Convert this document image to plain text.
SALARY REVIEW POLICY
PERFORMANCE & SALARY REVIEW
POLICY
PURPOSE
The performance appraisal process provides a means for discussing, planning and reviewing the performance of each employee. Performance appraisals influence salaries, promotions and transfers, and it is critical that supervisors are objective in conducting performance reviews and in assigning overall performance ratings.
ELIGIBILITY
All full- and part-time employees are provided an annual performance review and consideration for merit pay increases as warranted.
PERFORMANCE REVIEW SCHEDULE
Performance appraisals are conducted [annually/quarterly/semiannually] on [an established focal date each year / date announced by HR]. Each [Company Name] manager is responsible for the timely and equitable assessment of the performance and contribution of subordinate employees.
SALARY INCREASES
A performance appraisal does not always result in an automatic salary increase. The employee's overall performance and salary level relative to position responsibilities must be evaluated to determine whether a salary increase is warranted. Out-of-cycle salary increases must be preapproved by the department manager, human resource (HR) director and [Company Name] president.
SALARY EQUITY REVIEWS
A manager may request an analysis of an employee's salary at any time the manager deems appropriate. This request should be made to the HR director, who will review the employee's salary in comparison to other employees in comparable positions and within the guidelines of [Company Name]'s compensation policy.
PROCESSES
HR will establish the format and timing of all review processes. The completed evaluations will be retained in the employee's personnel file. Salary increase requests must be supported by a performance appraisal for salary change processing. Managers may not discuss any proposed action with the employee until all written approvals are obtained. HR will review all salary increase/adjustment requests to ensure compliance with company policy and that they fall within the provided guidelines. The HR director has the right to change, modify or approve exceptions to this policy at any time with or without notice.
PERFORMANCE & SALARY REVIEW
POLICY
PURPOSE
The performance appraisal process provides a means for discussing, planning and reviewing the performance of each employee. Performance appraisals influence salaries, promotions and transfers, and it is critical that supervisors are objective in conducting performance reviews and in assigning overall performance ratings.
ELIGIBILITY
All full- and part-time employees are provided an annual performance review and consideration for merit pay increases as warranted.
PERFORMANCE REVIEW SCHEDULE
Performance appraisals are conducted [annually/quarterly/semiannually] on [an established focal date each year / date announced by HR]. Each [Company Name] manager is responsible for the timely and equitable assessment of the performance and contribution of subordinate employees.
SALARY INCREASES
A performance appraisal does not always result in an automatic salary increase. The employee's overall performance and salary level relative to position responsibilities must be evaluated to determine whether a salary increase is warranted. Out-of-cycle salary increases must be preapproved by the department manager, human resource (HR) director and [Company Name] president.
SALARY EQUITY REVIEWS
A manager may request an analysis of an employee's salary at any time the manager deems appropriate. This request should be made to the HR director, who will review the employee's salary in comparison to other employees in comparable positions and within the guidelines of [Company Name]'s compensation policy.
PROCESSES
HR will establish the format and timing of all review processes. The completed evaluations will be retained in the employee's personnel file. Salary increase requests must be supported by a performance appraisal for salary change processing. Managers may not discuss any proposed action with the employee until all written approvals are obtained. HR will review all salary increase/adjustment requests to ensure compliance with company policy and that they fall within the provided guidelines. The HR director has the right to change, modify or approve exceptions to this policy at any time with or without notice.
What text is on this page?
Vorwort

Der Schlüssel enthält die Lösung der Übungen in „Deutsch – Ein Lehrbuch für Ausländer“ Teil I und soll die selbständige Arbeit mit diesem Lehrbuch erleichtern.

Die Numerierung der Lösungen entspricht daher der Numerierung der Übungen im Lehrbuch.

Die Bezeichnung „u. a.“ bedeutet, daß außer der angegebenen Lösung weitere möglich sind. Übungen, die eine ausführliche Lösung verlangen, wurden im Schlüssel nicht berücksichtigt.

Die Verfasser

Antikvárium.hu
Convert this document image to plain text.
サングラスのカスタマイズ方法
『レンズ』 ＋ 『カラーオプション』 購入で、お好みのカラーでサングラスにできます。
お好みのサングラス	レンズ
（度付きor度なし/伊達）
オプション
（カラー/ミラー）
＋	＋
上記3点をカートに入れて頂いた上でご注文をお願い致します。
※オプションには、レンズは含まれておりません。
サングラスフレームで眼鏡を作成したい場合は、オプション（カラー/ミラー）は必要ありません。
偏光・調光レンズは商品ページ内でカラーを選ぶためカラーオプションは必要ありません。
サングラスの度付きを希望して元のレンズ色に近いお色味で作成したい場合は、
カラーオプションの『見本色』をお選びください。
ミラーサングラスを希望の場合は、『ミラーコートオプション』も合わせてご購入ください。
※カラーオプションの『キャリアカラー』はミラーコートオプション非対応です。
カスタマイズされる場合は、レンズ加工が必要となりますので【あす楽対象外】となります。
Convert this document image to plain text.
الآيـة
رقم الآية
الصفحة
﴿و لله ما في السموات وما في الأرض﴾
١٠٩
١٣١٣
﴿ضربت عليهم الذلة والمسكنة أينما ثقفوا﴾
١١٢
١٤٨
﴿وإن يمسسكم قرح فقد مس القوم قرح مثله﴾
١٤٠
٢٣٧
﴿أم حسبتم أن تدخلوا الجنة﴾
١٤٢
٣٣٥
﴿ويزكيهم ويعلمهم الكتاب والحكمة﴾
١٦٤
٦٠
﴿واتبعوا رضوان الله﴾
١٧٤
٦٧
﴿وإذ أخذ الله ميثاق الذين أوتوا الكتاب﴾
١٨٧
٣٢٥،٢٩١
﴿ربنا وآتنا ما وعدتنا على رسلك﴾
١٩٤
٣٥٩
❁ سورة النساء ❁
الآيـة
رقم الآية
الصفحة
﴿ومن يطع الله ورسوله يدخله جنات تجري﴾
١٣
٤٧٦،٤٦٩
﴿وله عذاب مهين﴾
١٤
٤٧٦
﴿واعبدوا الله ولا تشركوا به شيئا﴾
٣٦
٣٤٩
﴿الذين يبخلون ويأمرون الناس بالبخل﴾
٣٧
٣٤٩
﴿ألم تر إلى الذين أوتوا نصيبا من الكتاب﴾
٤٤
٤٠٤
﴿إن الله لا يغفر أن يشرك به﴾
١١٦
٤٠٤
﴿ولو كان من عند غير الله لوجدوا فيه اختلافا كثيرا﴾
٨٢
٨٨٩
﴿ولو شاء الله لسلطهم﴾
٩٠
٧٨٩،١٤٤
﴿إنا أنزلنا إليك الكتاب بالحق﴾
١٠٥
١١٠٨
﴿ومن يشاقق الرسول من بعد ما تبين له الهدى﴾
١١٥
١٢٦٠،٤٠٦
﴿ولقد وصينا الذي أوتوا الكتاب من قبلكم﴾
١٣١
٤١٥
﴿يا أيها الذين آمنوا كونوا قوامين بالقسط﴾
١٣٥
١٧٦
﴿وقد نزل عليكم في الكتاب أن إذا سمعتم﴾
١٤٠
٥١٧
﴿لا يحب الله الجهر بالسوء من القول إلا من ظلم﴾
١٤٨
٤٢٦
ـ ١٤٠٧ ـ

○ ○ ○ ○ ○

▸ Aim of the exercise: Identify the lines above with the word "カラーオプションの". Copy them.

▸ Answer to the exercise:
カラーオプションの『見本色』をお選びください。
※カラーオプションの『キャリアカラー』はミラーコートオプション非対応です。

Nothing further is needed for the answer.